--- begin EXCERPTED PASSAGE ---
The Arsenal manager faces a frustrating legacy.

Sport is obviously not all about winning, but it is about justified hope. That ­distinction has provided, until recently, a serious defence of Arsène Wenger’s Act II – the losing part. Arsenal haven’t won anything big for 13 years. But they have been close enough (and this is a personal view) to sustain the experience of investing emotionally in the story. Hope turning to disappointment is fine. It’s when the hope goes, that’s the problem.

Defeat takes many forms. In both 2010 and 2011, Arsenal lost over two legs to Barcelona in the Champions League. Yet these were rich and rewarding sporting experiences. In the two London fixtures of those ties, Arsenal drew 2-2 and won 2-1 against the most dazzling team in the world. Those nights reinvigorated my pride in sport. The Emirates Stadium had the best show in town. Defeat, when it arrived in Barcelona, was softened by gratitude. We’d been entertained, more than entertained.

Arsenal’s 5-1 surrender to Bayern Munich on 15 February was very different. In this capitulation by instalments, the fascination was macabre rather than dramatic. Having long given up on discerning signs of life, we began the post-mortem mid-match. As we pored over the entrails, the curiosity lay in the extent of the malady that had brought down the body. The same question, over and over: how could such an intelligent, deep-thinking manager preside over a hollowed-out team? How could failings so obvious to outsiders, the absence of steel and resilience, evade the judgement of the boss?

There is a saying in rugby union that forwards (the hard men) determine who wins, and the backs (the glamour boys) decide by how much. Here is a footballing equivalent: midfielders define matches, attacking players adorn them and defenders get the blame. Yet Arsenal’s players as good as vacated the midfield. It is hard to judge how well Bayern’s playmakers performed because they were operating in a vacuum; it looked like a morale-boosting training-ground drill, free from the annoying presence of opponents.

I have always been suspicious of the ­default English critique which posits that mentally fragile teams can be turned around by licensed on-field violence – a good kicking, basically. Sporting “character” takes many forms; physical assertiveness is only one dimension.

Still, it remains baffling, Wenger’s blind spot. He indulges artistry, especially the mercurial Mesut Özil, beyond the point where it serves the player. Yet he won’t protect the magicians by surrounding them with effective but down-to-earth talents. It has become a diet of collapsing soufflés.

What held back Wenger from buying the linchpin midfielder he has lacked for many years? Money is only part of the explanation. All added up, Arsenal do spend: their collective wage bill is the fourth-highest in the League. But Wenger has always been reluctant to lavish cash on a single star player, let alone a steely one. Rather two nice players than one great one.

The power of habit has become debilitating. Like a wealthy but conservative shopper who keeps going back to the same clothes shop, Wenger habituates the same strata of the transfer market. When he can’t get what he needs, he’s happy to come back home with something he’s already got, ­usually an elegant midfielder, tidy passer, gets bounced in big games, prone to going missing. Another button-down blue shirt for a drawer that is well stuffed.
--- end EXCERPTED PASSAGE ---
--- begin GIVEN MATERIAL ---
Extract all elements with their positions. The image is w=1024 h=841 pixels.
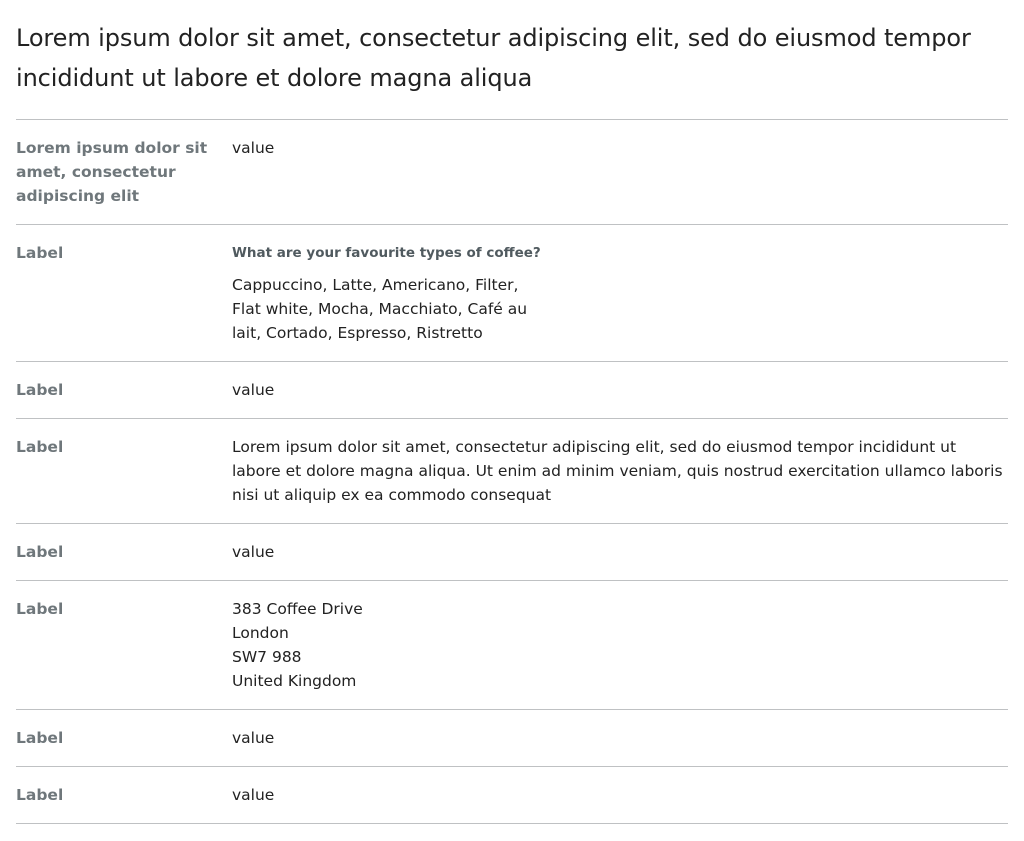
--- end GIVEN MATERIAL ---
__WHAT TO DO__
**A.** In the Arsenal manager passage, rewrite the text starting with "Arsenal’s 5-1 surrender" and going on through "of the boss?", changing "capitulation" to "collapse".
**B.** Answer these from the Arsenal manager passage:
(i) For how many years have Arsenal gone without winning anything big?
(ii) By what score did Arsenal lose to Bayern Munich on 15 February?
(iii) Where does Arsenal's collective wage bill rank in the League?

__RESULTS OF THE TASKS__
**A.**
Arsenal’s 5-1 surrender to Bayern Munich on 15 February was very different. In this collapse by instalments, the fascination was macabre rather than dramatic. Having long given up on discerning signs of life, we began the post-mortem mid-match. As we pored over the entrails, the curiosity lay in the extent of the malady that had brought down the body. The same question, over and over: how could such an intelligent, deep-thinking manager preside over a hollowed-out team? How could failings so obvious to outsiders, the absence of steel and resilience, evade the judgement of the boss?

**B.**
(i) 13 years
(ii) 5-1
(iii) Fourth-highest